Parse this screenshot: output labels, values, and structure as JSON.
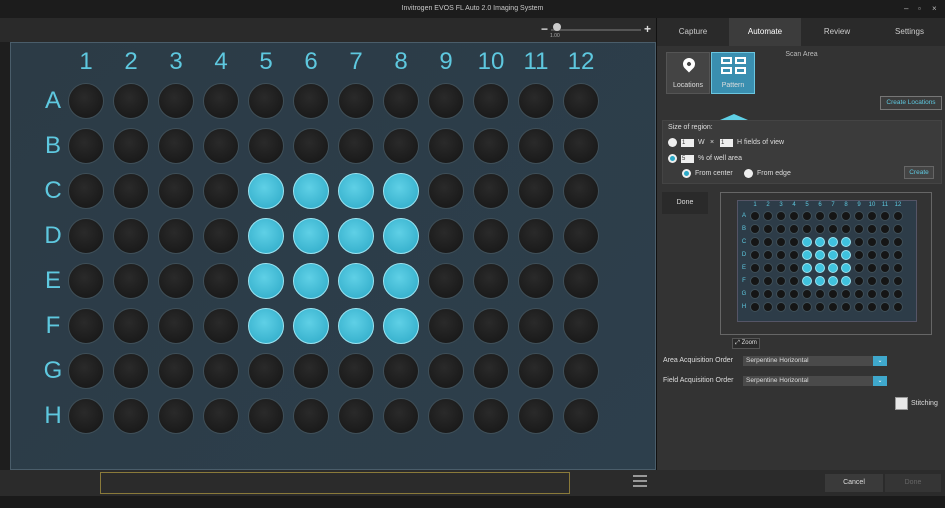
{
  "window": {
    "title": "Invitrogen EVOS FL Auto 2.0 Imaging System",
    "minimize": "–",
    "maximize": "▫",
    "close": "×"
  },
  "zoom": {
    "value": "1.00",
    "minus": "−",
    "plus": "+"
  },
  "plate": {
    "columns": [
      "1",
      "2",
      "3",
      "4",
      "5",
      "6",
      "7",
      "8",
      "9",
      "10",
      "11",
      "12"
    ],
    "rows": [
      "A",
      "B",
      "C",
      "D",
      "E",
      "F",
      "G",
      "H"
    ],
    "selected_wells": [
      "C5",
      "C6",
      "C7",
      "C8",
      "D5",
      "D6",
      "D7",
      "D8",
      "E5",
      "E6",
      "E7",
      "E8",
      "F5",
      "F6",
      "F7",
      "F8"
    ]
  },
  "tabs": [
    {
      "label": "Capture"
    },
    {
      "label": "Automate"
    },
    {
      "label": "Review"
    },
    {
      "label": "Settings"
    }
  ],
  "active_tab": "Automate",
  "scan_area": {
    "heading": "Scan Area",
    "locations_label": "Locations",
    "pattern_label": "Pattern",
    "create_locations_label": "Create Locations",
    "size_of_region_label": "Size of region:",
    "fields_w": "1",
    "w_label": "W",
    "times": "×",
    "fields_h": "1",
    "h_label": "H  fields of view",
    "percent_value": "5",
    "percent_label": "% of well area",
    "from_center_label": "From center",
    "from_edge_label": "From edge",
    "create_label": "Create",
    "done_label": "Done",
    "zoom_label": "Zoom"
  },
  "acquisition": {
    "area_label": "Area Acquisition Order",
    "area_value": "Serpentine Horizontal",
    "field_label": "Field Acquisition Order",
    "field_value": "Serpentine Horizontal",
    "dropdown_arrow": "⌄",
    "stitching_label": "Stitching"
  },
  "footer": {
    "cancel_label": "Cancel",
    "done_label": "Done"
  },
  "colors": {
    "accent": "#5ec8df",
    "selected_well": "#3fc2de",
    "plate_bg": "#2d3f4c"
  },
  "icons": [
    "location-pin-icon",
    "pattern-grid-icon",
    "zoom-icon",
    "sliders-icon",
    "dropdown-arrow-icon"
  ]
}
□ □ □
#### [EXERCISE]
Pull every line containing the word "From" out of the entries above.

#### [ANSWER]
    "from_center_label": "From center",
    "from_edge_label": "From edge",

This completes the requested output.